[PROBLEM DESCRIPTION] Pull every line containing "spend" from the entries.

Dataset records

%%

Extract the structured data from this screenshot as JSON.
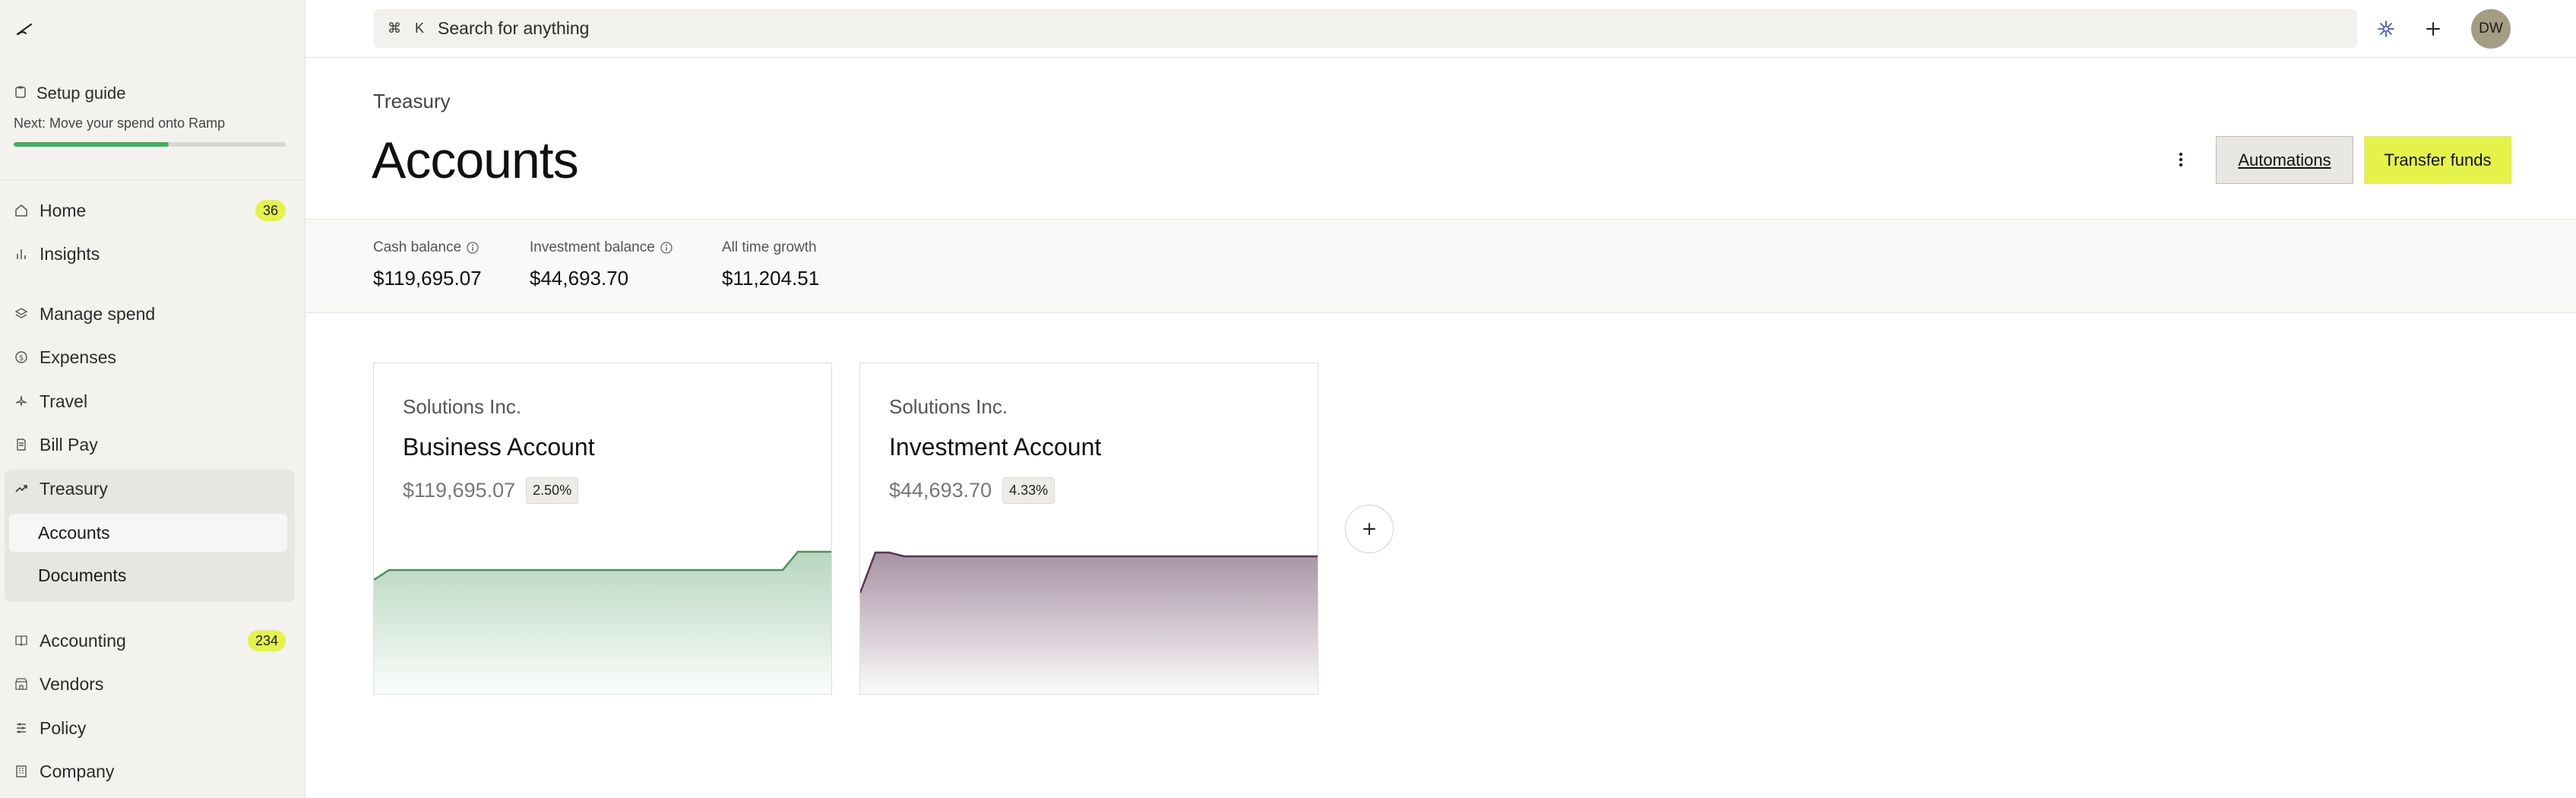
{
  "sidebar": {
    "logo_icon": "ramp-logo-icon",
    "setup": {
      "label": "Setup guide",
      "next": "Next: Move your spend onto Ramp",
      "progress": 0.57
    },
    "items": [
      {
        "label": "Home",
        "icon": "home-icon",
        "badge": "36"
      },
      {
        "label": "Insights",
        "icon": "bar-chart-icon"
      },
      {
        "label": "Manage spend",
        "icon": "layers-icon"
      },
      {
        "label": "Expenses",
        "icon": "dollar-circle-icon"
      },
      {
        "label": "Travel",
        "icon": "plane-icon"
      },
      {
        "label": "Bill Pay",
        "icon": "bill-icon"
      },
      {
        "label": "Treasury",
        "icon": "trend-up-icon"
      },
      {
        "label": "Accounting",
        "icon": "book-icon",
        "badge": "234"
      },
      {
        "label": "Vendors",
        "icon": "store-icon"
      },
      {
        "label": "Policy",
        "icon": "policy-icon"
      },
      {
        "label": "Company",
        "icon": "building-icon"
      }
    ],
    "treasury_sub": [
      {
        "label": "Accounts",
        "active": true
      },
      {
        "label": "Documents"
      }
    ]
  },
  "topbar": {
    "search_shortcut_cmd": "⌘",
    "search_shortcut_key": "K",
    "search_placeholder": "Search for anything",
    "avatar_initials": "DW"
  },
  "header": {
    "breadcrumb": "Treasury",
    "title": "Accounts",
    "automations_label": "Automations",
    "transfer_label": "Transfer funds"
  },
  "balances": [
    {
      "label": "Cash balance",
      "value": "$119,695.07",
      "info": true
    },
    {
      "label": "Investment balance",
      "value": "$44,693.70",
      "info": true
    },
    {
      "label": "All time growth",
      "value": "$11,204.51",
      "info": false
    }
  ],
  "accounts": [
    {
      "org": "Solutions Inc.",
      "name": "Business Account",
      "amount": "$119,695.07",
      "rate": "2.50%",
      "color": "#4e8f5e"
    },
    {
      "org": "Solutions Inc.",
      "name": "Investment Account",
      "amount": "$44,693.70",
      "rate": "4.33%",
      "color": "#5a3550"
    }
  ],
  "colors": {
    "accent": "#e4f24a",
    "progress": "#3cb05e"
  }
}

%%

[TASK RESULT]
      "next": "Next: Move your spend onto Ramp",
        "label": "Manage spend",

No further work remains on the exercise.